● Records excerpted from a collection:
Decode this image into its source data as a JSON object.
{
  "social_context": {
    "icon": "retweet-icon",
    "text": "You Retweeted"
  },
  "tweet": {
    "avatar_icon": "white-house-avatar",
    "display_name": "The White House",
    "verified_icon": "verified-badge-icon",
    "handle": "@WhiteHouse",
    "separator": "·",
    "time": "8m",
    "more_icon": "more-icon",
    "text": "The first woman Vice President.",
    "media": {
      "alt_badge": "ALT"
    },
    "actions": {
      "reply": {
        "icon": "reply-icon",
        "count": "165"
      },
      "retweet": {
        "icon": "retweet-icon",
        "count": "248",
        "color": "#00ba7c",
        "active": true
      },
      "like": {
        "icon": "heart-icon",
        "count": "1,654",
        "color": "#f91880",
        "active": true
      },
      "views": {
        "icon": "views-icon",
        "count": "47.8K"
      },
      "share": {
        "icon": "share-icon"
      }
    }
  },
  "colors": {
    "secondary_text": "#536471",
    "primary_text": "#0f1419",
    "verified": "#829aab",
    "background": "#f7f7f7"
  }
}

==

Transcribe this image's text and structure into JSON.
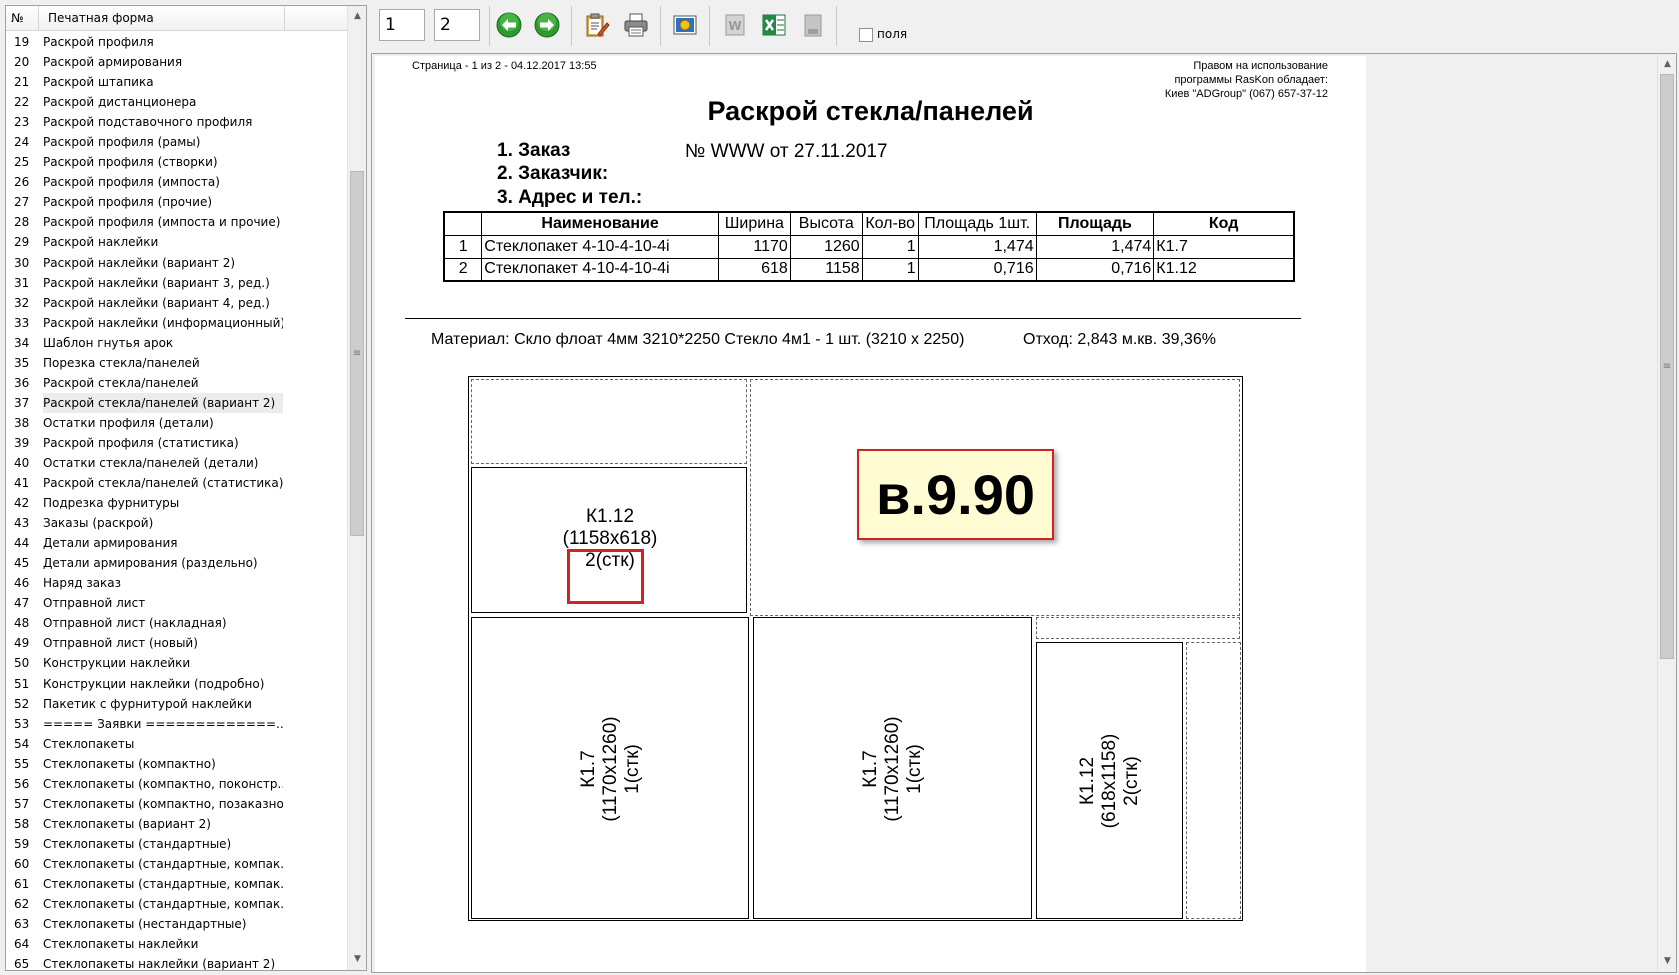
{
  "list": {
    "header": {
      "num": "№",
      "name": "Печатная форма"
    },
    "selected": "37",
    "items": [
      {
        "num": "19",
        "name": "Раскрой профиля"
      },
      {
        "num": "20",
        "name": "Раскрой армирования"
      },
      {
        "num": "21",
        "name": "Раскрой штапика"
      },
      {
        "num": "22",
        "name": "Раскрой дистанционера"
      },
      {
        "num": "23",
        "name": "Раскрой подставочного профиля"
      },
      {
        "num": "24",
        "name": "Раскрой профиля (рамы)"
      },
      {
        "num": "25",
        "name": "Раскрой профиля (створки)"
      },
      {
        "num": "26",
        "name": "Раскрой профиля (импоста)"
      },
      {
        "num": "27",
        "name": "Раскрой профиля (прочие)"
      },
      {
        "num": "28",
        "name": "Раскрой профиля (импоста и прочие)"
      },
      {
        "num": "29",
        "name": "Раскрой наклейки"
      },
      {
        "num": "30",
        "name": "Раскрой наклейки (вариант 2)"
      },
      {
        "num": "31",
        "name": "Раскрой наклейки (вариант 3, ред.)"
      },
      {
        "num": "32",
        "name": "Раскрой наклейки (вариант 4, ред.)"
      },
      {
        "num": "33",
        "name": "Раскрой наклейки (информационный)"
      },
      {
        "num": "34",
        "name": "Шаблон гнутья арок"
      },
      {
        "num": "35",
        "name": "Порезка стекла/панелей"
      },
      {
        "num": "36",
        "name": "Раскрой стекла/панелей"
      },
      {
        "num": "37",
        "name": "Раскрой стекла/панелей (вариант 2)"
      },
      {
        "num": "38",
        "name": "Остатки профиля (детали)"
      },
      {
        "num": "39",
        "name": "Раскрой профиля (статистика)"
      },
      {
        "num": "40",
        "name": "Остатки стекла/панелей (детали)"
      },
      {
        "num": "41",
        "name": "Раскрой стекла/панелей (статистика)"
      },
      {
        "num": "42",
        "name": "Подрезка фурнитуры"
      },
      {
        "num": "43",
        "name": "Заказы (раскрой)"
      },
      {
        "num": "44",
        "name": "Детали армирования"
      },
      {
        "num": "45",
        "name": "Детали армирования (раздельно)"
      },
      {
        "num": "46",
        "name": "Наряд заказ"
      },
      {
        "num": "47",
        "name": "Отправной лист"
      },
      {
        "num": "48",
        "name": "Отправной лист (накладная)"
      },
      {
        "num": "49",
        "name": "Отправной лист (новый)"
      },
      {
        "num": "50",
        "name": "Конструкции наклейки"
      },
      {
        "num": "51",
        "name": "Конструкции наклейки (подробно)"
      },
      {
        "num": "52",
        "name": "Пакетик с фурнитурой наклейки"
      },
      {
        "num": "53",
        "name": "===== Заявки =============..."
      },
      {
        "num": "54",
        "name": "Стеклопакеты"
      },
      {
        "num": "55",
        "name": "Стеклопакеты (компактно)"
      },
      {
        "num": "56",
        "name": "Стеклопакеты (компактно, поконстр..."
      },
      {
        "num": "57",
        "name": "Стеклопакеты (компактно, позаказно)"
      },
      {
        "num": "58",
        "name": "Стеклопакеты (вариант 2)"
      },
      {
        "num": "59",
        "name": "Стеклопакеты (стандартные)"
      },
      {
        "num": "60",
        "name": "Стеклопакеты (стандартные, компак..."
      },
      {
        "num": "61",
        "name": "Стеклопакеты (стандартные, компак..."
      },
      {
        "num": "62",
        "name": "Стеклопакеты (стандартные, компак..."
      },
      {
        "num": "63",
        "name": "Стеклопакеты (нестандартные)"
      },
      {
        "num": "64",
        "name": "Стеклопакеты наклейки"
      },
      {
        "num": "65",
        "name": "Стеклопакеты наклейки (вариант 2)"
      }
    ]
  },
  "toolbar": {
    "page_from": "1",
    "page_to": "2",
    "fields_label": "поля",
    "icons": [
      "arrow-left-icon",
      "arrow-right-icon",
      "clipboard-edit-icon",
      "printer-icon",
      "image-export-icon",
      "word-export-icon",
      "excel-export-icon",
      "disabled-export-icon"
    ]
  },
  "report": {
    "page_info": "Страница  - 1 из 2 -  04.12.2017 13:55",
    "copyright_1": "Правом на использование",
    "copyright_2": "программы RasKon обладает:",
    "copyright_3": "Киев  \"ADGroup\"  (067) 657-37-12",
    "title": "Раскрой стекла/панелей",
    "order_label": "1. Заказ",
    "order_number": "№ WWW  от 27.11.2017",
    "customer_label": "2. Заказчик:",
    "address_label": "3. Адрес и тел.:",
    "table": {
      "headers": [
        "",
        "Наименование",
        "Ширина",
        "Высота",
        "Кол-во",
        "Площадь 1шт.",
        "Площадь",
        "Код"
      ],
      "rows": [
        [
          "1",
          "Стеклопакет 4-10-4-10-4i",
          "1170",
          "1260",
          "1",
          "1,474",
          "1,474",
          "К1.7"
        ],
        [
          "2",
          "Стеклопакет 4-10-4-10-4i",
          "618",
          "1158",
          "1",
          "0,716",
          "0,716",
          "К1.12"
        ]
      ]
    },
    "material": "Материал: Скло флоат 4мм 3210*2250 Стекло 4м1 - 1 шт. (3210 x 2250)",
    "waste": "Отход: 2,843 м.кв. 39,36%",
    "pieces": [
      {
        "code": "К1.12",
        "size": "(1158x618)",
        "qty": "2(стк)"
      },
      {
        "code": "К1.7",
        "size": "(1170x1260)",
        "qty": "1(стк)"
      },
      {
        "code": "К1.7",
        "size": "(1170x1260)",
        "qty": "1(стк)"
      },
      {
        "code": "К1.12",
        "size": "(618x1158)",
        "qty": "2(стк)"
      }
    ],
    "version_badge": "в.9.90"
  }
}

---

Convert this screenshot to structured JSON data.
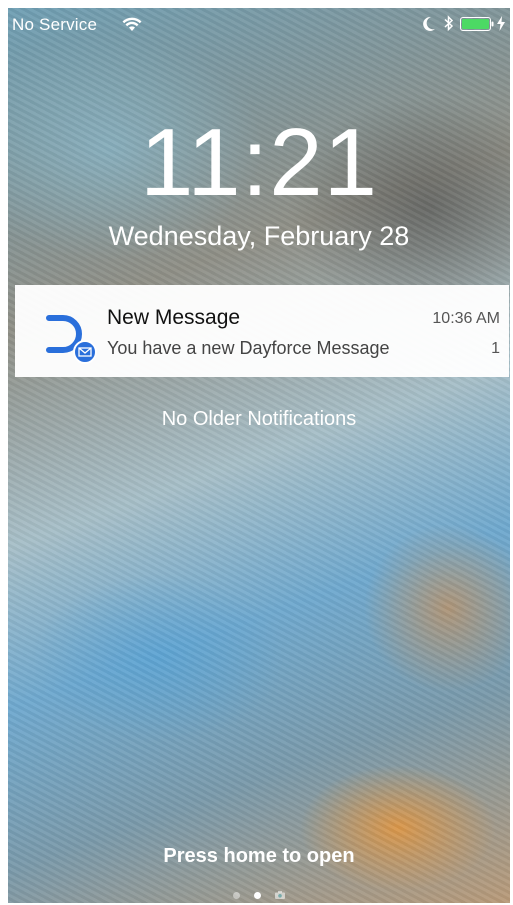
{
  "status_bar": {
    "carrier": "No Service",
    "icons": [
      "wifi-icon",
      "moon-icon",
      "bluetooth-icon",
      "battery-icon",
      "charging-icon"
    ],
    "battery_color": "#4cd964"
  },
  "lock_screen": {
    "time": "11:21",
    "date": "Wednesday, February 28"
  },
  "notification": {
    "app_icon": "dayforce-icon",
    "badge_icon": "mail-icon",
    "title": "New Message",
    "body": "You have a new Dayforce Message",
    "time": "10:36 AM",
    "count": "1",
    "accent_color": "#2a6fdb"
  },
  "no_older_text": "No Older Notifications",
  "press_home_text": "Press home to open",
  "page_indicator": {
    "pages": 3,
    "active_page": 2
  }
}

● Problem description:
Copy every single line of the material above that holds "прочие".

● Correct answer:
        "name": "Раскрой профиля (прочие)"
        "name": "Раскрой профиля (импоста и прочие)"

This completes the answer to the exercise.